-- BEGIN --
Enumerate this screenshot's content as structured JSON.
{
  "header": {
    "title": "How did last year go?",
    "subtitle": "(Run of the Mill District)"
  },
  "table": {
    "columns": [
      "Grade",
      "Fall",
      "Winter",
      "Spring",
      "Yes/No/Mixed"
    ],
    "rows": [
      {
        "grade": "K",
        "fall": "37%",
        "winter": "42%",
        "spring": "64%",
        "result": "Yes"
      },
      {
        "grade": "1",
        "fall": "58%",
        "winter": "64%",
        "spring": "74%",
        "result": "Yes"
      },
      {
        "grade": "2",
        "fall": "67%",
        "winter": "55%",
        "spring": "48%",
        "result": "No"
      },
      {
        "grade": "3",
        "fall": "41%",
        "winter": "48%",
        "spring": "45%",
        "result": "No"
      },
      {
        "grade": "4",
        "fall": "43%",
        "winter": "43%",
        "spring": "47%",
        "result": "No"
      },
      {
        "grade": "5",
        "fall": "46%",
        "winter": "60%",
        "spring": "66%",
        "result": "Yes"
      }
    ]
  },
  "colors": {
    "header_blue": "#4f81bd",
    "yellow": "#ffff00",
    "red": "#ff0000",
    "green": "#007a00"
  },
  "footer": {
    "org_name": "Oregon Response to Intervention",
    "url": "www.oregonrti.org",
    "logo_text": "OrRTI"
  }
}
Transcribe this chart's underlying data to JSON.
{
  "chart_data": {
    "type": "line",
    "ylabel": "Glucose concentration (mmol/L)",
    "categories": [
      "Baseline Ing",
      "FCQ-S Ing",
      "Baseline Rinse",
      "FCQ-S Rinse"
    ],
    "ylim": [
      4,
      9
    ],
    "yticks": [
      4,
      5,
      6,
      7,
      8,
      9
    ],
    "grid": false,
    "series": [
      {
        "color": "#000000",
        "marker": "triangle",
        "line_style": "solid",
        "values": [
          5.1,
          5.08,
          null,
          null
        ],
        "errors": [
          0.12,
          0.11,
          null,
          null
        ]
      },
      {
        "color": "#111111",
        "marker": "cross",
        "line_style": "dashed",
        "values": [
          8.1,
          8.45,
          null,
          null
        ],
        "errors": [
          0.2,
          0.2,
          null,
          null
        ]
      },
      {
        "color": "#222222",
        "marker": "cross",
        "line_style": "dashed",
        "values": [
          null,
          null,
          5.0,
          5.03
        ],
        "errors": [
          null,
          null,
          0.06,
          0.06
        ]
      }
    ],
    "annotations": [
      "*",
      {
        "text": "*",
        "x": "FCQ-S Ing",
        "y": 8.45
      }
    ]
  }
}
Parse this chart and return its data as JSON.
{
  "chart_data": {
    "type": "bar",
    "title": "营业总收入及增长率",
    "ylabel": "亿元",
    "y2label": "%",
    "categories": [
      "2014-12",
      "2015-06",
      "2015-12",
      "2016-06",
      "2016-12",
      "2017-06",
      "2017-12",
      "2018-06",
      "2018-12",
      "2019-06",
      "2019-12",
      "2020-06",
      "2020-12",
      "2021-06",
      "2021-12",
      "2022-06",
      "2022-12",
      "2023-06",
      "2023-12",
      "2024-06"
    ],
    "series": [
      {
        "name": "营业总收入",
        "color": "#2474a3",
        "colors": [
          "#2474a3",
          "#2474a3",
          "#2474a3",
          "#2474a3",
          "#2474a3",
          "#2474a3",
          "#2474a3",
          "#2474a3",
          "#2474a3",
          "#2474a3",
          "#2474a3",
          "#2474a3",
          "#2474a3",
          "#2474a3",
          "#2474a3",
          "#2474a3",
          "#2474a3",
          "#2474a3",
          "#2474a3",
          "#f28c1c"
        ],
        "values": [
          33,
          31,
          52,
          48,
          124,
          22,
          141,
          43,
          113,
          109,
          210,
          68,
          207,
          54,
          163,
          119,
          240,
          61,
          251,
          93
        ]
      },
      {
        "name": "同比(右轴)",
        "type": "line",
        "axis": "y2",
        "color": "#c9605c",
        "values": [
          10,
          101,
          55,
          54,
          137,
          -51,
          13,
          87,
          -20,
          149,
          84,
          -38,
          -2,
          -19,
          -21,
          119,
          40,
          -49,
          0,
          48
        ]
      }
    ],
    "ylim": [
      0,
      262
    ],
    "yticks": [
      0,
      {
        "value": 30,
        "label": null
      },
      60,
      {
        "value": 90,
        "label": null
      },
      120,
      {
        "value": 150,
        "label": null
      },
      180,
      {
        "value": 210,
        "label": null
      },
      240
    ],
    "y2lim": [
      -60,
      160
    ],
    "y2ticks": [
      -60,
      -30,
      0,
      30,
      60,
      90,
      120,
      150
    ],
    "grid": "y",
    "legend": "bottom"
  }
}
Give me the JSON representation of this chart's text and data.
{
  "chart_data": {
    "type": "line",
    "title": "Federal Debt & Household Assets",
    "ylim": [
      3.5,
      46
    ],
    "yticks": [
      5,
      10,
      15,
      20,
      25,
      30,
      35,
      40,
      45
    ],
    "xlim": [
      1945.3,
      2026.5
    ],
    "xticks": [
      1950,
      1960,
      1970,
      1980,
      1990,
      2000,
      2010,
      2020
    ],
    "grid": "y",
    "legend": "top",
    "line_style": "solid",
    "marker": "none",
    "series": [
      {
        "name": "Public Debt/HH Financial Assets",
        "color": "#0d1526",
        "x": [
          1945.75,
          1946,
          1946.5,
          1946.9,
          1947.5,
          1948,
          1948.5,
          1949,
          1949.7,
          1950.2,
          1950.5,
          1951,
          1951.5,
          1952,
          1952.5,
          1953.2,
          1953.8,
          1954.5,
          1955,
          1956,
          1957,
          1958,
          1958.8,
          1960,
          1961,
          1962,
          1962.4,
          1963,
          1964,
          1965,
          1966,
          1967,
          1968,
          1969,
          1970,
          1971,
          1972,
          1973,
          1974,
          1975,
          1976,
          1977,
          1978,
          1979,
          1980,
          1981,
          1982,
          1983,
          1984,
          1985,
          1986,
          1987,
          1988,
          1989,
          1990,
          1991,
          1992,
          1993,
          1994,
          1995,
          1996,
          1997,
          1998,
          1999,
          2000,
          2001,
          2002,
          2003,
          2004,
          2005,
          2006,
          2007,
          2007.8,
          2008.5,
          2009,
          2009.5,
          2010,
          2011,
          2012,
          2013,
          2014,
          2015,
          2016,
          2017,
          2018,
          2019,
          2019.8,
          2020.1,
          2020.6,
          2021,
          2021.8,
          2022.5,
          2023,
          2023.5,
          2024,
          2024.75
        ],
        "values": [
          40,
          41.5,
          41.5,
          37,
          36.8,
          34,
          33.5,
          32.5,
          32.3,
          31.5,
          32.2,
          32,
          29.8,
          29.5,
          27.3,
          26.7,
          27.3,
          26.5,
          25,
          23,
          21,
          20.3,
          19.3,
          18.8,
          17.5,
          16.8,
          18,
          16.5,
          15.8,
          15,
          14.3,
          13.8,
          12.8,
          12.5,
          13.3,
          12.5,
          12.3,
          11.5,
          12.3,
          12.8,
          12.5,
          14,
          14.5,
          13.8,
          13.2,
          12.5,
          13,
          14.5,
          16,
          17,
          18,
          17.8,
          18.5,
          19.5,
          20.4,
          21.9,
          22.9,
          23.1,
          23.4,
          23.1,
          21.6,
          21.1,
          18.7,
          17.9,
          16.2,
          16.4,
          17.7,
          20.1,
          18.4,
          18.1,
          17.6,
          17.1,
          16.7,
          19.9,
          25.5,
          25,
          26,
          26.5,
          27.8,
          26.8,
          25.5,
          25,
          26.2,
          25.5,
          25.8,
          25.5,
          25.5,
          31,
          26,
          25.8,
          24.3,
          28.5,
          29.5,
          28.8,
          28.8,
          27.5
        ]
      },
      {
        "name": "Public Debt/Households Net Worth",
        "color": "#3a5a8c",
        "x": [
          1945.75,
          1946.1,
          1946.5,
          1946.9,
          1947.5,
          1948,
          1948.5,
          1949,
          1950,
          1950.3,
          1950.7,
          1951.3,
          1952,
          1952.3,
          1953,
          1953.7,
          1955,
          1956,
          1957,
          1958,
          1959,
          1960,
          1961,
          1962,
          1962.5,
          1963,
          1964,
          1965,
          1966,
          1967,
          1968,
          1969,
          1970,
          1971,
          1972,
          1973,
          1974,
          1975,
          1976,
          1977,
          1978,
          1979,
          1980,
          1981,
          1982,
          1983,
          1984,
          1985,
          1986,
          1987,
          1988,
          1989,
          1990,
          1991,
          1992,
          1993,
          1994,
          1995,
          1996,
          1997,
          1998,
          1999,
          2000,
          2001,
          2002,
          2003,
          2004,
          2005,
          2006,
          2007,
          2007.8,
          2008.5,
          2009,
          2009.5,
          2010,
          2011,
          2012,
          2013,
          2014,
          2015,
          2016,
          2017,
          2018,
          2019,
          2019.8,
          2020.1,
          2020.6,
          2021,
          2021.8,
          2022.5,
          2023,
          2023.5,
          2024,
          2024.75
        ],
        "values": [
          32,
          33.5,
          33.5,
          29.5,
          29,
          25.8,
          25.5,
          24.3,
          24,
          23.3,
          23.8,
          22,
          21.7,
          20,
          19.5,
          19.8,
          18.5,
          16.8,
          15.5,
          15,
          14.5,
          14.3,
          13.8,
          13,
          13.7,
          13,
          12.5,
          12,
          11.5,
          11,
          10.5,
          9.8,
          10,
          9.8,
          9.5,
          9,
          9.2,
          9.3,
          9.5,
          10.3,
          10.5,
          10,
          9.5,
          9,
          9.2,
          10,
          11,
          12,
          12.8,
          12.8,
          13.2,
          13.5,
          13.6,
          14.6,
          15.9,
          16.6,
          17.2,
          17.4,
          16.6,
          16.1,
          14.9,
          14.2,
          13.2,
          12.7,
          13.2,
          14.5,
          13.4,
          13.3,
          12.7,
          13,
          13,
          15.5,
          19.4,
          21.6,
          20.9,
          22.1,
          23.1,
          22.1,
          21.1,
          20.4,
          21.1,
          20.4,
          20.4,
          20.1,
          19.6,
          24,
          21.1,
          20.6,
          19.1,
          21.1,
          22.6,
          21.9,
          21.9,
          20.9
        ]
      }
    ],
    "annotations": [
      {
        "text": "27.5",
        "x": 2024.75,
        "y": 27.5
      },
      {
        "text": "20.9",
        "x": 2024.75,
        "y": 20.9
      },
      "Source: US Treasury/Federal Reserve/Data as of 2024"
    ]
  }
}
-- END --
Set problem> Show each line holding the word "JSON".

Answer to this exercise>
Enumerate this screenshot's content as structured JSON.
Transcribe this chart's underlying data to JSON.
Parse this chart and return its data as JSON.
Give me the JSON representation of this chart's text and data.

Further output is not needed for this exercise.